▶ Task input
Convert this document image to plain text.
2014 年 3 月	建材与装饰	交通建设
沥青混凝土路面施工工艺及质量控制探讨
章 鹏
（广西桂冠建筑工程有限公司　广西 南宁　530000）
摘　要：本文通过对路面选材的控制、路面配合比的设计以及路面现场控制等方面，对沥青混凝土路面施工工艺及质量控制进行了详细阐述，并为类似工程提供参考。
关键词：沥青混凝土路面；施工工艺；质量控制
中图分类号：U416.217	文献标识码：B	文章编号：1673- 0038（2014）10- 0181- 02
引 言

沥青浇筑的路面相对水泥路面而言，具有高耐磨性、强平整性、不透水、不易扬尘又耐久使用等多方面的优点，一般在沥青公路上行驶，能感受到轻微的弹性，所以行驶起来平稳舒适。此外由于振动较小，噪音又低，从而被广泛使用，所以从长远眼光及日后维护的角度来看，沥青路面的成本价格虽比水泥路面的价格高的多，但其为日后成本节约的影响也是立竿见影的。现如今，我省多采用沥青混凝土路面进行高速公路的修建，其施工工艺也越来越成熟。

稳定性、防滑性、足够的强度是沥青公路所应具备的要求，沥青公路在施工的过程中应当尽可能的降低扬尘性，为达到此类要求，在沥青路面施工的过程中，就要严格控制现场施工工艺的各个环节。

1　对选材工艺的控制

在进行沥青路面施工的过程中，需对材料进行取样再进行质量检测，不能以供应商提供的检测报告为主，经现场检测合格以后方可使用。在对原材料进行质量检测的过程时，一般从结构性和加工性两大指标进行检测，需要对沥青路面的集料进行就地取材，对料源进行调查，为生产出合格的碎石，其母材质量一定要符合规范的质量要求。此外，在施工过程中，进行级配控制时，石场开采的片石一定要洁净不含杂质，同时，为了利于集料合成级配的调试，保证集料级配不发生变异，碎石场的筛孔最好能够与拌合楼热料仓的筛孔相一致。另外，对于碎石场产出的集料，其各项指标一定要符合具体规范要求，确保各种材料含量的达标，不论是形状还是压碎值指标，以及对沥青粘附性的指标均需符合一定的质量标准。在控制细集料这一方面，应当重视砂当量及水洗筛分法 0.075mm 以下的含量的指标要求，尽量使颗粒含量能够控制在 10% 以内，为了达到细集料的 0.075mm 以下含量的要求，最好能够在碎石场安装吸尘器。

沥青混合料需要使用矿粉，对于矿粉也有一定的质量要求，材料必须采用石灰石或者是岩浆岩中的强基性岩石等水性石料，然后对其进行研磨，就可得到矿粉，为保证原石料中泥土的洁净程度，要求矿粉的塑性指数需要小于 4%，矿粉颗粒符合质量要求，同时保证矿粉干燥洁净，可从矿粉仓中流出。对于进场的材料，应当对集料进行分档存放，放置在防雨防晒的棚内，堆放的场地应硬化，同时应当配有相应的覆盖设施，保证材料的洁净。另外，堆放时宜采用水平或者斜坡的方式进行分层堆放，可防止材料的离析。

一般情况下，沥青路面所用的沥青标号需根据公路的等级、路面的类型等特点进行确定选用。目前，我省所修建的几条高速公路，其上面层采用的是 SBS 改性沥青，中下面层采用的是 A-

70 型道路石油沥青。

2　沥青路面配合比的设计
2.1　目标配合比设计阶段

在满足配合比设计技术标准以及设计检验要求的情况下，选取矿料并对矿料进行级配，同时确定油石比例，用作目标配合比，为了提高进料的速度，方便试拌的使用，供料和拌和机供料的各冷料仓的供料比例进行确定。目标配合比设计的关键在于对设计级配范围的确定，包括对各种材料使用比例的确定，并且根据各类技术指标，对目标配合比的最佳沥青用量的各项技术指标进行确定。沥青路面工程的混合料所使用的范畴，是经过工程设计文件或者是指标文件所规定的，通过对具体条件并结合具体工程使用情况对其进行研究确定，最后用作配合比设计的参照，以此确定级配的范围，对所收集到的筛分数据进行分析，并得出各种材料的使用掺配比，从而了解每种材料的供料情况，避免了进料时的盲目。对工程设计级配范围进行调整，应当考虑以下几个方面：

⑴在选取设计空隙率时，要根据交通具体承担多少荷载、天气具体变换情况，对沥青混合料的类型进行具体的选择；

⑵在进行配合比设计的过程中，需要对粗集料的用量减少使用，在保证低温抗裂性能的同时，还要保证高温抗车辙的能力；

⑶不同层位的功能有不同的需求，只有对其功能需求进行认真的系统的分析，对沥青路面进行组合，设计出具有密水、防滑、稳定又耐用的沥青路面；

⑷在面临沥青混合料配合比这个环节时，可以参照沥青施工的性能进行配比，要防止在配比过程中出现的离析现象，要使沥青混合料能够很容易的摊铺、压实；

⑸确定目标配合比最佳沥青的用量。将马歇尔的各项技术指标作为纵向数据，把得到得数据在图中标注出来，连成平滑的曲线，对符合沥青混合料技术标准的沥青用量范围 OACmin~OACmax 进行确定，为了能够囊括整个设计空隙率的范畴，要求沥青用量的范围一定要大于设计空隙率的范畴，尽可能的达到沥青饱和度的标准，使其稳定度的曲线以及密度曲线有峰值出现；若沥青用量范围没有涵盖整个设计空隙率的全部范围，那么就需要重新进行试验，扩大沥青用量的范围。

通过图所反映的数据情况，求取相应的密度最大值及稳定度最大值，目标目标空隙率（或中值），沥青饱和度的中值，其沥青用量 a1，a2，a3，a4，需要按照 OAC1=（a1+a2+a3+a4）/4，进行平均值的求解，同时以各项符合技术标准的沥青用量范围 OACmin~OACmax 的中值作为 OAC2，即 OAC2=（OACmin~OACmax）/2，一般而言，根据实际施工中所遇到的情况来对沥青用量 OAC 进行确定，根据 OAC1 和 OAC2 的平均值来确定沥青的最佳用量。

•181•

▶ Work required
Copy out the whole listing exactly.

▶ Final result
Convert this document image to plain text.
2014 年 3 月	建材与装饰	交通建设
沥青混凝土路面施工工艺及质量控制探讨
章 鹏
（广西桂冠建筑工程有限公司　广西 南宁　530000）
摘　要：本文通过对路面选材的控制、路面配合比的设计以及路面现场控制等方面，对沥青混凝土路面施工工艺及质量控制进行了详细阐述，并为类似工程提供参考。
关键词：沥青混凝土路面；施工工艺；质量控制
中图分类号：U416.217	文献标识码：B	文章编号：1673- 0038（2014）10- 0181- 02
引 言

沥青浇筑的路面相对水泥路面而言，具有高耐磨性、强平整性、不透水、不易扬尘又耐久使用等多方面的优点，一般在沥青公路上行驶，能感受到轻微的弹性，所以行驶起来平稳舒适。此外由于振动较小，噪音又低，从而被广泛使用，所以从长远眼光及日后维护的角度来看，沥青路面的成本价格虽比水泥路面的价格高的多，但其为日后成本节约的影响也是立竿见影的。现如今，我省多采用沥青混凝土路面进行高速公路的修建，其施工工艺也越来越成熟。

稳定性、防滑性、足够的强度是沥青公路所应具备的要求，沥青公路在施工的过程中应当尽可能的降低扬尘性，为达到此类要求，在沥青路面施工的过程中，就要严格控制现场施工工艺的各个环节。

1　对选材工艺的控制

在进行沥青路面施工的过程中，需对材料进行取样再进行质量检测，不能以供应商提供的检测报告为主，经现场检测合格以后方可使用。在对原材料进行质量检测的过程时，一般从结构性和加工性两大指标进行检测，需要对沥青路面的集料进行就地取材，对料源进行调查，为生产出合格的碎石，其母材质量一定要符合规范的质量要求。此外，在施工过程中，进行级配控制时，石场开采的片石一定要洁净不含杂质，同时，为了利于集料合成级配的调试，保证集料级配不发生变异，碎石场的筛孔最好能够与拌合楼热料仓的筛孔相一致。另外，对于碎石场产出的集料，其各项指标一定要符合具体规范要求，确保各种材料含量的达标，不论是形状还是压碎值指标，以及对沥青粘附性的指标均需符合一定的质量标准。在控制细集料这一方面，应当重视砂当量及水洗筛分法 0.075mm 以下的含量的指标要求，尽量使颗粒含量能够控制在 10% 以内，为了达到细集料的 0.075mm 以下含量的要求，最好能够在碎石场安装吸尘器。

沥青混合料需要使用矿粉，对于矿粉也有一定的质量要求，材料必须采用石灰石或者是岩浆岩中的强基性岩石等水性石料，然后对其进行研磨，就可得到矿粉，为保证原石料中泥土的洁净程度，要求矿粉的塑性指数需要小于 4%，矿粉颗粒符合质量要求，同时保证矿粉干燥洁净，可从矿粉仓中流出。对于进场的材料，应当对集料进行分档存放，放置在防雨防晒的棚内，堆放的场地应硬化，同时应当配有相应的覆盖设施，保证材料的洁净。另外，堆放时宜采用水平或者斜坡的方式进行分层堆放，可防止材料的离析。

一般情况下，沥青路面所用的沥青标号需根据公路的等级、路面的类型等特点进行确定选用。目前，我省所修建的几条高速公路，其上面层采用的是 SBS 改性沥青，中下面层采用的是 A-

70 型道路石油沥青。

2　沥青路面配合比的设计
2.1　目标配合比设计阶段

在满足配合比设计技术标准以及设计检验要求的情况下，选取矿料并对矿料进行级配，同时确定油石比例，用作目标配合比，为了提高进料的速度，方便试拌的使用，供料和拌和机供料的各冷料仓的供料比例进行确定。目标配合比设计的关键在于对设计级配范围的确定，包括对各种材料使用比例的确定，并且根据各类技术指标，对目标配合比的最佳沥青用量的各项技术指标进行确定。沥青路面工程的混合料所使用的范畴，是经过工程设计文件或者是指标文件所规定的，通过对具体条件并结合具体工程使用情况对其进行研究确定，最后用作配合比设计的参照，以此确定级配的范围，对所收集到的筛分数据进行分析，并得出各种材料的使用掺配比，从而了解每种材料的供料情况，避免了进料时的盲目。对工程设计级配范围进行调整，应当考虑以下几个方面：

⑴在选取设计空隙率时，要根据交通具体承担多少荷载、天气具体变换情况，对沥青混合料的类型进行具体的选择；

⑵在进行配合比设计的过程中，需要对粗集料的用量减少使用，在保证低温抗裂性能的同时，还要保证高温抗车辙的能力；

⑶不同层位的功能有不同的需求，只有对其功能需求进行认真的系统的分析，对沥青路面进行组合，设计出具有密水、防滑、稳定又耐用的沥青路面；

⑷在面临沥青混合料配合比这个环节时，可以参照沥青施工的性能进行配比，要防止在配比过程中出现的离析现象，要使沥青混合料能够很容易的摊铺、压实；

⑸确定目标配合比最佳沥青的用量。将马歇尔的各项技术指标作为纵向数据，把得到得数据在图中标注出来，连成平滑的曲线，对符合沥青混合料技术标准的沥青用量范围 OACmin~OACmax 进行确定，为了能够囊括整个设计空隙率的范畴，要求沥青用量的范围一定要大于设计空隙率的范畴，尽可能的达到沥青饱和度的标准，使其稳定度的曲线以及密度曲线有峰值出现；若沥青用量范围没有涵盖整个设计空隙率的全部范围，那么就需要重新进行试验，扩大沥青用量的范围。

通过图所反映的数据情况，求取相应的密度最大值及稳定度最大值，目标目标空隙率（或中值），沥青饱和度的中值，其沥青用量 a1，a2，a3，a4，需要按照 OAC1=（a1+a2+a3+a4）/4，进行平均值的求解，同时以各项符合技术标准的沥青用量范围 OACmin~OACmax 的中值作为 OAC2，即 OAC2=（OACmin~OACmax）/2，一般而言，根据实际施工中所遇到的情况来对沥青用量 OAC 进行确定，根据 OAC1 和 OAC2 的平均值来确定沥青的最佳用量。

•181•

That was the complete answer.